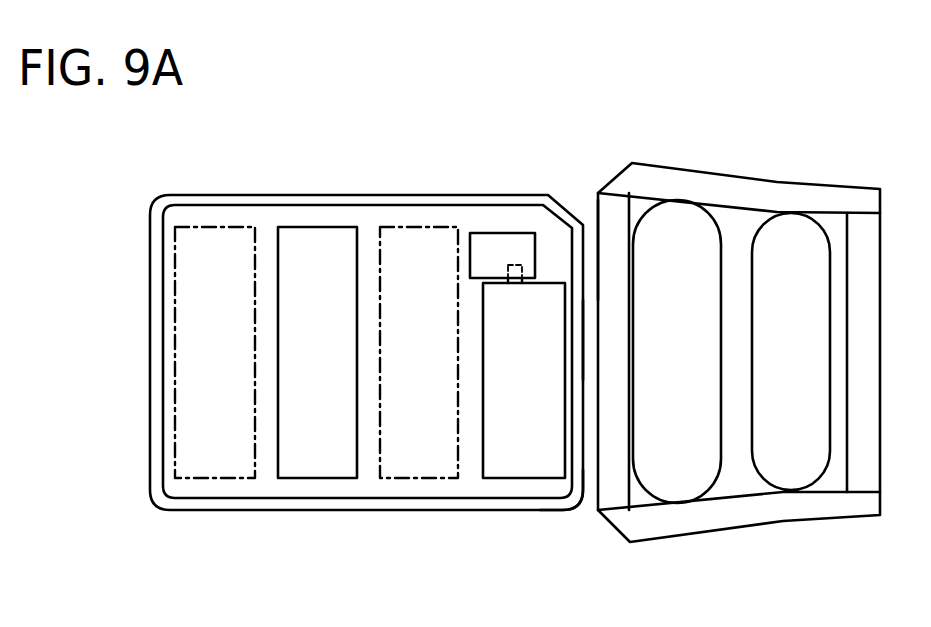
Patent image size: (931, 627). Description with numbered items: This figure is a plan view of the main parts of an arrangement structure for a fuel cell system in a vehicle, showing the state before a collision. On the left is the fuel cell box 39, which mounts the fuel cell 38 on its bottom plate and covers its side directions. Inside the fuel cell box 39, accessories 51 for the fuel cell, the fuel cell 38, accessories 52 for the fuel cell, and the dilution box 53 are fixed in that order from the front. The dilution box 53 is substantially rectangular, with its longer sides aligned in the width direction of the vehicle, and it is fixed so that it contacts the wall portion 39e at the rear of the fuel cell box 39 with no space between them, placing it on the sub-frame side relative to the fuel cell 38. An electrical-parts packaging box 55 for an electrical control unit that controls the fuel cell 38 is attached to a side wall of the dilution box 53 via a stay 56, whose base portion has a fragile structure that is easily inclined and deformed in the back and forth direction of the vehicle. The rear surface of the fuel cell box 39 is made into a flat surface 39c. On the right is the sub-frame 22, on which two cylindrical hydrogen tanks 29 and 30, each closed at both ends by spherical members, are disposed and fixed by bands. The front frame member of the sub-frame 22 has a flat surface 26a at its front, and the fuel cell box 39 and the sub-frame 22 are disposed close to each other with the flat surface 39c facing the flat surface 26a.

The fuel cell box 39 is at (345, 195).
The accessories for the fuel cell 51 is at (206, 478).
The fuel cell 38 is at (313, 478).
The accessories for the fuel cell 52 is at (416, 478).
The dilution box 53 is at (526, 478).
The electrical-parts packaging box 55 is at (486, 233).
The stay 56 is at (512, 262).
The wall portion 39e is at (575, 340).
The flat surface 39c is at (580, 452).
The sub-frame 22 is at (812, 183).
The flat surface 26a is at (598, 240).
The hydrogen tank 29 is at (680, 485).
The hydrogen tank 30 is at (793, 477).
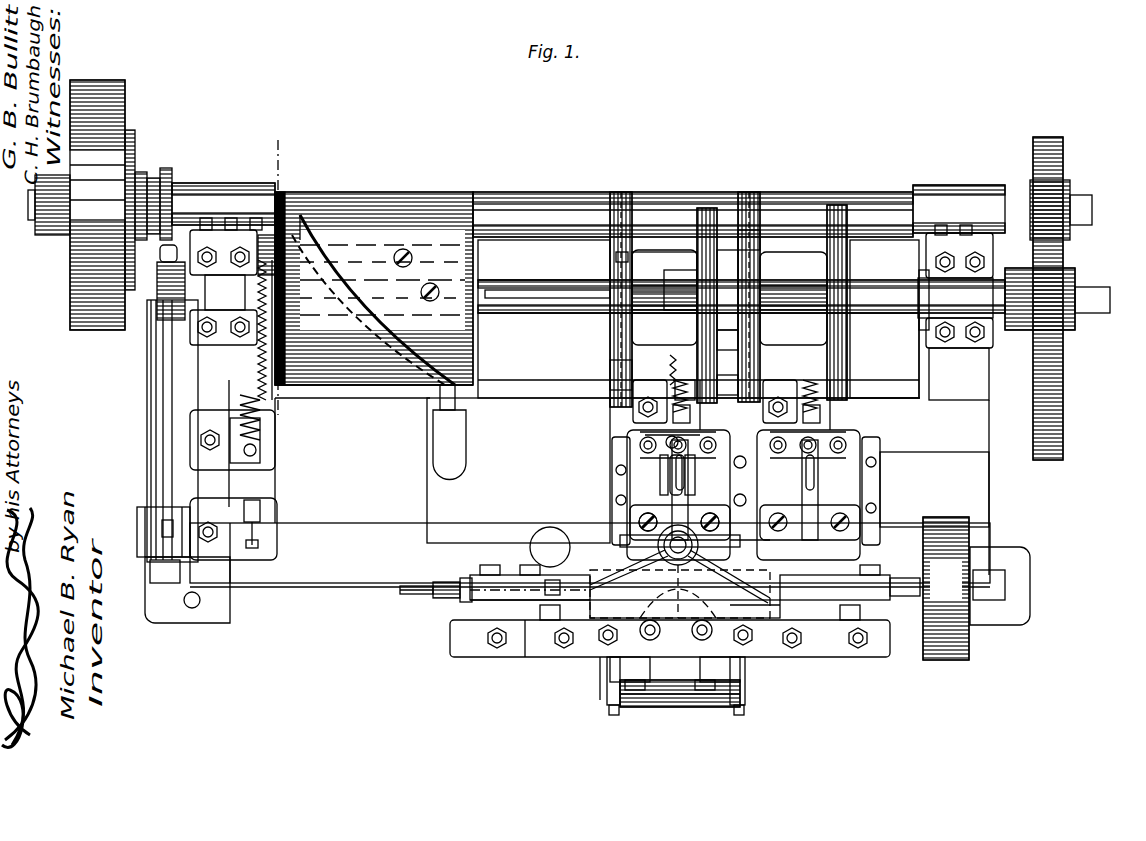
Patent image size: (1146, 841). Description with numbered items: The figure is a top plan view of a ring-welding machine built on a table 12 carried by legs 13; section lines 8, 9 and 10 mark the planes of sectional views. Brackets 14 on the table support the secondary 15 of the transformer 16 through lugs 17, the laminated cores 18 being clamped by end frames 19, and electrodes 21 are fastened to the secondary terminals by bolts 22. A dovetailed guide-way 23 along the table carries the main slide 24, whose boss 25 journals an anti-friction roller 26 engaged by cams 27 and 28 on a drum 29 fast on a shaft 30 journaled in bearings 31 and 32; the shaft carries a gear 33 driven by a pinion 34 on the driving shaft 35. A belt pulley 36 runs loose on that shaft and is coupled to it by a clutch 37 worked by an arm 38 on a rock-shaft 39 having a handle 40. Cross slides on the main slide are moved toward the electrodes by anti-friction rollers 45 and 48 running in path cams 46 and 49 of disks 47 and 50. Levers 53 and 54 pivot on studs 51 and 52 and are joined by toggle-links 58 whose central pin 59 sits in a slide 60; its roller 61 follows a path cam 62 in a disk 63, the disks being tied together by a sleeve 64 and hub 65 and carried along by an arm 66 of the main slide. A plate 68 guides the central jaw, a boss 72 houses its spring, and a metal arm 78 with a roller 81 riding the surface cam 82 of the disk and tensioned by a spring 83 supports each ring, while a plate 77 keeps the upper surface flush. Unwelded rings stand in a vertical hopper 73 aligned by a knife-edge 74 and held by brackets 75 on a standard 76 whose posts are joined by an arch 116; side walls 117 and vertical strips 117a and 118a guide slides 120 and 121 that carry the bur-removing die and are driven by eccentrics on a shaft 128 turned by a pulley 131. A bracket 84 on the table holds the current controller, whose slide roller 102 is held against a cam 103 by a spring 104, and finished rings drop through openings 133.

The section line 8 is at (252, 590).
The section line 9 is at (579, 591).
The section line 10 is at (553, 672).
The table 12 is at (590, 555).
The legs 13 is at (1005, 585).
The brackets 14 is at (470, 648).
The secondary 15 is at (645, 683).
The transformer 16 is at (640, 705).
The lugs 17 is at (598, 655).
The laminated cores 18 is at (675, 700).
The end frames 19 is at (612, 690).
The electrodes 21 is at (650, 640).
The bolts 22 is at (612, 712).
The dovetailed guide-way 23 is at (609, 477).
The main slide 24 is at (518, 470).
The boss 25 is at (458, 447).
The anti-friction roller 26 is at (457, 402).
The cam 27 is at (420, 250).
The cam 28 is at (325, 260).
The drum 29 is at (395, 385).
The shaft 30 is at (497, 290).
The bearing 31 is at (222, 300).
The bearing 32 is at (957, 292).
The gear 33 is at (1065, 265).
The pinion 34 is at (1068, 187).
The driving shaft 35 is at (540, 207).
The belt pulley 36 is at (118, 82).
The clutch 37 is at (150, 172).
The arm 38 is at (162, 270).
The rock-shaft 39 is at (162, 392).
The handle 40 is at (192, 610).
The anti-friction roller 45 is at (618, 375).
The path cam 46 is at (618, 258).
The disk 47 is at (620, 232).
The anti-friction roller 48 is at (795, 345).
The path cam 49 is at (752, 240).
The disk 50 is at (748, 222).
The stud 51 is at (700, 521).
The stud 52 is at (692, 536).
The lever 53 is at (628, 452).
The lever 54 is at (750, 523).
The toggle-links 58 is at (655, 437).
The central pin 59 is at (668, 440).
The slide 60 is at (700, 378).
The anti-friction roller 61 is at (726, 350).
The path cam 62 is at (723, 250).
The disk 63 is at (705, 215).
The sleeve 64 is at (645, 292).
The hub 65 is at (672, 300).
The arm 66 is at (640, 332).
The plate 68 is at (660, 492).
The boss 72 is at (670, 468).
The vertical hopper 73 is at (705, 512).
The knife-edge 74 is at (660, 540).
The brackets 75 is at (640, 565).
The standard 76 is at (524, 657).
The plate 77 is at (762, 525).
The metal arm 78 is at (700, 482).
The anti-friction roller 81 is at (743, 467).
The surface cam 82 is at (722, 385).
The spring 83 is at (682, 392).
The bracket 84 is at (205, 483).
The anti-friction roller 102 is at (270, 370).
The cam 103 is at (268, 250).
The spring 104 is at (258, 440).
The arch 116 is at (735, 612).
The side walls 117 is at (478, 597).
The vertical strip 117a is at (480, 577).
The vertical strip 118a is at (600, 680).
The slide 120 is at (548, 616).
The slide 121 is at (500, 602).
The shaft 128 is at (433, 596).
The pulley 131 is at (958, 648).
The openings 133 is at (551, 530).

□ □ □ □

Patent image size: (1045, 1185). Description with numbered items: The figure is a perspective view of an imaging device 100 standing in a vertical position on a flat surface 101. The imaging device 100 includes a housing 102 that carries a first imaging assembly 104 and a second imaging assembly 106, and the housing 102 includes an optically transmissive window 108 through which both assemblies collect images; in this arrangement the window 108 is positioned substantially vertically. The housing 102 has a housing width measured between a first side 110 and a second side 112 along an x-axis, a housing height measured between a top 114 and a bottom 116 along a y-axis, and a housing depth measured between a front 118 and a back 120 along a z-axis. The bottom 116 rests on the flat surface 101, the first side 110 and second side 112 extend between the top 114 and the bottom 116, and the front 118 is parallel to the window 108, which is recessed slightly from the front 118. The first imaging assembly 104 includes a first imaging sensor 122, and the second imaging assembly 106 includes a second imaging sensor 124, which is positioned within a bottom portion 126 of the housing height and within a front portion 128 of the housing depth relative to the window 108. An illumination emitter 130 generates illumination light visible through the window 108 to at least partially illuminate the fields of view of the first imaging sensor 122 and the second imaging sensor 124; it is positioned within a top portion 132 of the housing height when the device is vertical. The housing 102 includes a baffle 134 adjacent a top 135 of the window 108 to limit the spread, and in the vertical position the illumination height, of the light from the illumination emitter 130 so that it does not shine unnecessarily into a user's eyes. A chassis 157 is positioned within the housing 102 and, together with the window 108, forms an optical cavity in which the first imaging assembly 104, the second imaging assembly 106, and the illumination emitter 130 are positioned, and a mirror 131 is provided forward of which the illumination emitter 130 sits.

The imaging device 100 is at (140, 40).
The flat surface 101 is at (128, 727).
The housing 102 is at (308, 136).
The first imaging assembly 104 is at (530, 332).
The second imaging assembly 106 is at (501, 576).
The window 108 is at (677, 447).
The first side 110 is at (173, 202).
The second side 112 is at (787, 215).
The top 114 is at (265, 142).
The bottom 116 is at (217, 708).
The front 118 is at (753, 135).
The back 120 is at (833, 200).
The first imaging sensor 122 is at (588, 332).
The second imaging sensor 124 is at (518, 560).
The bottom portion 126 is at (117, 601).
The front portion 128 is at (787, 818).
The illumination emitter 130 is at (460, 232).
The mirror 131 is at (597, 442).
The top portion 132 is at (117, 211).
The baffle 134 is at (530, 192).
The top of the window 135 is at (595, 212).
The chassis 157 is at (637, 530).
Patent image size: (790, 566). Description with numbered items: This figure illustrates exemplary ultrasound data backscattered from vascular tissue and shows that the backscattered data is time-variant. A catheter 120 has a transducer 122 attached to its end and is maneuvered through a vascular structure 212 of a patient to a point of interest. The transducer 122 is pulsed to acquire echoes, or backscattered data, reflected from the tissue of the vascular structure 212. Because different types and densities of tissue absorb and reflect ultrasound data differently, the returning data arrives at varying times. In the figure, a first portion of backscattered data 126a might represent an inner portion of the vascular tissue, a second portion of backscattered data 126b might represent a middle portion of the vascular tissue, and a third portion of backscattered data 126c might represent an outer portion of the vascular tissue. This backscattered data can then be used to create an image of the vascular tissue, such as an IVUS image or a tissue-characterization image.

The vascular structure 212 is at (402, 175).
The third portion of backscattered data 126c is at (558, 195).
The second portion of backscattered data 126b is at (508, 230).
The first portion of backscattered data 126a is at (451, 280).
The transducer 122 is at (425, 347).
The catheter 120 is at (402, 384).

□ □ □ □

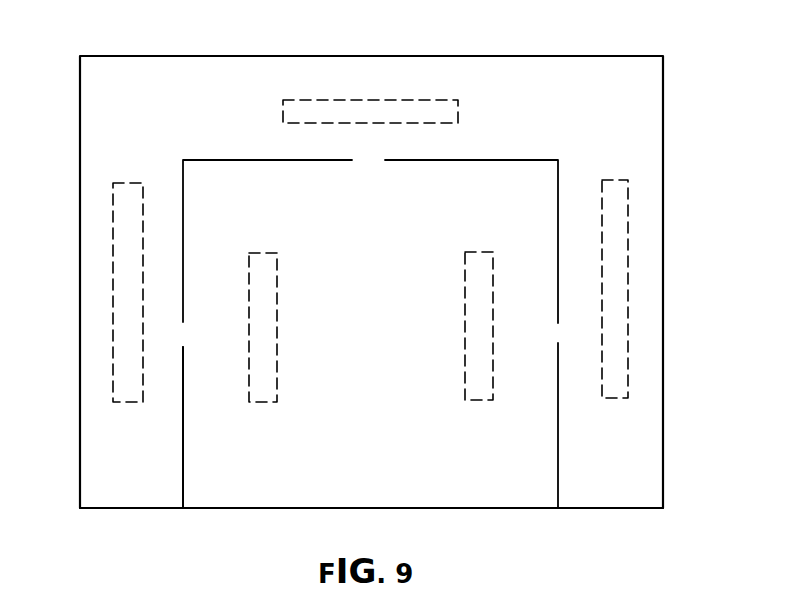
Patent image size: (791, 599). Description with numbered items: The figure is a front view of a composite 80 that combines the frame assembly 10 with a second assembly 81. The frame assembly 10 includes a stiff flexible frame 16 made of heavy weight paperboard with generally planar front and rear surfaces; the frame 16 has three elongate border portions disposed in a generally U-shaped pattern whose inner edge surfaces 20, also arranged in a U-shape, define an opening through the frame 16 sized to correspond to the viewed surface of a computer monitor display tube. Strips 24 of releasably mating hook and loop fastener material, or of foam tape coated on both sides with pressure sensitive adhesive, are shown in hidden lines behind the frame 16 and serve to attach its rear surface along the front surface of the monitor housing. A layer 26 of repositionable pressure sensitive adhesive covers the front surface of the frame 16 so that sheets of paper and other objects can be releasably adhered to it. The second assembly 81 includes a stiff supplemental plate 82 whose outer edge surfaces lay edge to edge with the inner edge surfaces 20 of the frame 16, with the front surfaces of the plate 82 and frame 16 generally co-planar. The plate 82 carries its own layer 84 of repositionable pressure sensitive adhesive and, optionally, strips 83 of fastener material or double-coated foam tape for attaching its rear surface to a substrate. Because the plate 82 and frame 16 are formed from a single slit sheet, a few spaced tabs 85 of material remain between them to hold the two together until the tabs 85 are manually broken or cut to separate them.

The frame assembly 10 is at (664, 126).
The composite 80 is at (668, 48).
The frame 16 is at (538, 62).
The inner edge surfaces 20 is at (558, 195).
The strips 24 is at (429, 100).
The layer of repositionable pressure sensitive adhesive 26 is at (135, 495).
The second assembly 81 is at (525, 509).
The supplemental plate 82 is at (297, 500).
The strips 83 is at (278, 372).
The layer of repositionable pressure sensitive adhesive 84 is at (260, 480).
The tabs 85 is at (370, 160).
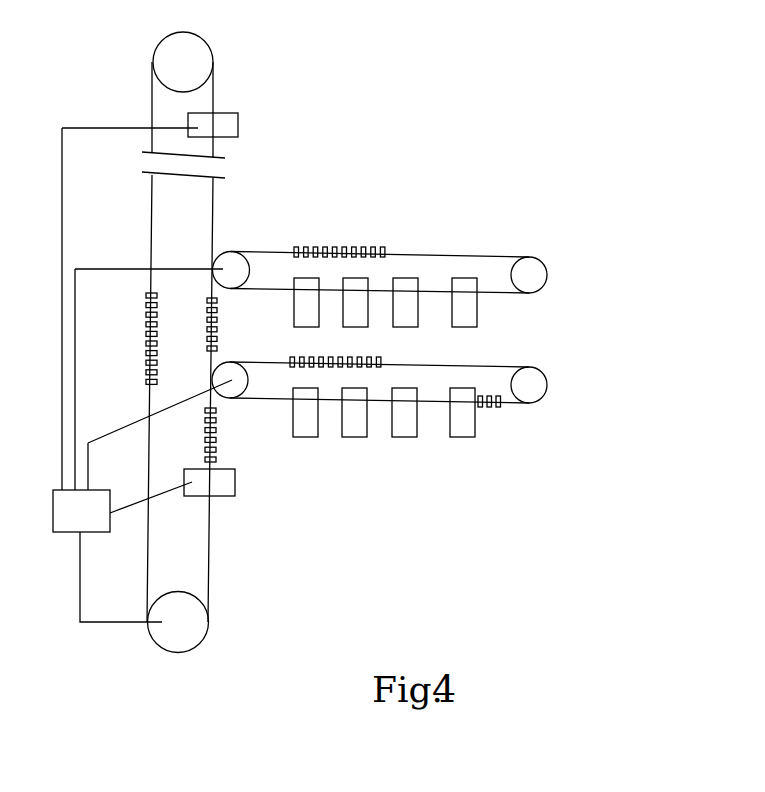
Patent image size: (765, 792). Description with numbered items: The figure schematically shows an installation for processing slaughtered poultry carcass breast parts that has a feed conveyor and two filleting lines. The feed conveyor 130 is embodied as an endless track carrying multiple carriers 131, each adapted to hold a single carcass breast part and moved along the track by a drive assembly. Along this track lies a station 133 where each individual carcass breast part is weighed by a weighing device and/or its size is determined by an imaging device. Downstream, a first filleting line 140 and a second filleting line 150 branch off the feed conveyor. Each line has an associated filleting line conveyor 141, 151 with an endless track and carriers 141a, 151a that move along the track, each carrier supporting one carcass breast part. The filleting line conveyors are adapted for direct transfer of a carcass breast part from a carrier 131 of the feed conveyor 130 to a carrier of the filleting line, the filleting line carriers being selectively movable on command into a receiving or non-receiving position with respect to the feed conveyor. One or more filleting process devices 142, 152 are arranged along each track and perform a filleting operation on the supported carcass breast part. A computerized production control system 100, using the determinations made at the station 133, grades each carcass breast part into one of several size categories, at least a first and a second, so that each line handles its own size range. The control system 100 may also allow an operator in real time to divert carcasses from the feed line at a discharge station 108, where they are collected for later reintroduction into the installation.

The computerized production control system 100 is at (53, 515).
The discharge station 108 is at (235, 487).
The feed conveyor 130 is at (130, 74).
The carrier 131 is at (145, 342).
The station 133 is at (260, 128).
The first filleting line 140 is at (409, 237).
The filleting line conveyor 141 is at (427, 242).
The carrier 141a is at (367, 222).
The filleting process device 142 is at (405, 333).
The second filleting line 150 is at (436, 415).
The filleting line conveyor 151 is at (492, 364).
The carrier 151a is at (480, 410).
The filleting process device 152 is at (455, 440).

□ □ □ □

▸ **Task details**
Rename "front view" as "frontal view" in the part of the records that opens with the line containing "Patent image size: (791, 599)." and closes with the line containing "The supplemental plate 82 is at (297, 500).". Give back only those lines, with nothing else changed.

▸ **Exercise response**
Patent image size: (791, 599). Description with numbered items: The figure is a frontal view of a composite 80 that combines the frame assembly 10 with a second assembly 81. The frame assembly 10 includes a stiff flexible frame 16 made of heavy weight paperboard with generally planar front and rear surfaces; the frame 16 has three elongate border portions disposed in a generally U-shaped pattern whose inner edge surfaces 20, also arranged in a U-shape, define an opening through the frame 16 sized to correspond to the viewed surface of a computer monitor display tube. Strips 24 of releasably mating hook and loop fastener material, or of foam tape coated on both sides with pressure sensitive adhesive, are shown in hidden lines behind the frame 16 and serve to attach its rear surface along the front surface of the monitor housing. A layer 26 of repositionable pressure sensitive adhesive covers the front surface of the frame 16 so that sheets of paper and other objects can be releasably adhered to it. The second assembly 81 includes a stiff supplemental plate 82 whose outer edge surfaces lay edge to edge with the inner edge surfaces 20 of the frame 16, with the front surfaces of the plate 82 and frame 16 generally co-planar. The plate 82 carries its own layer 84 of repositionable pressure sensitive adhesive and, optionally, strips 83 of fastener material or double-coated foam tape for attaching its rear surface to a substrate. Because the plate 82 and frame 16 are formed from a single slit sheet, a few spaced tabs 85 of material remain between them to hold the two together until the tabs 85 are manually broken or cut to separate them.

The frame assembly 10 is at (664, 126).
The composite 80 is at (668, 48).
The frame 16 is at (538, 62).
The inner edge surfaces 20 is at (558, 195).
The strips 24 is at (429, 100).
The layer of repositionable pressure sensitive adhesive 26 is at (135, 495).
The second assembly 81 is at (525, 509).
The supplemental plate 82 is at (297, 500).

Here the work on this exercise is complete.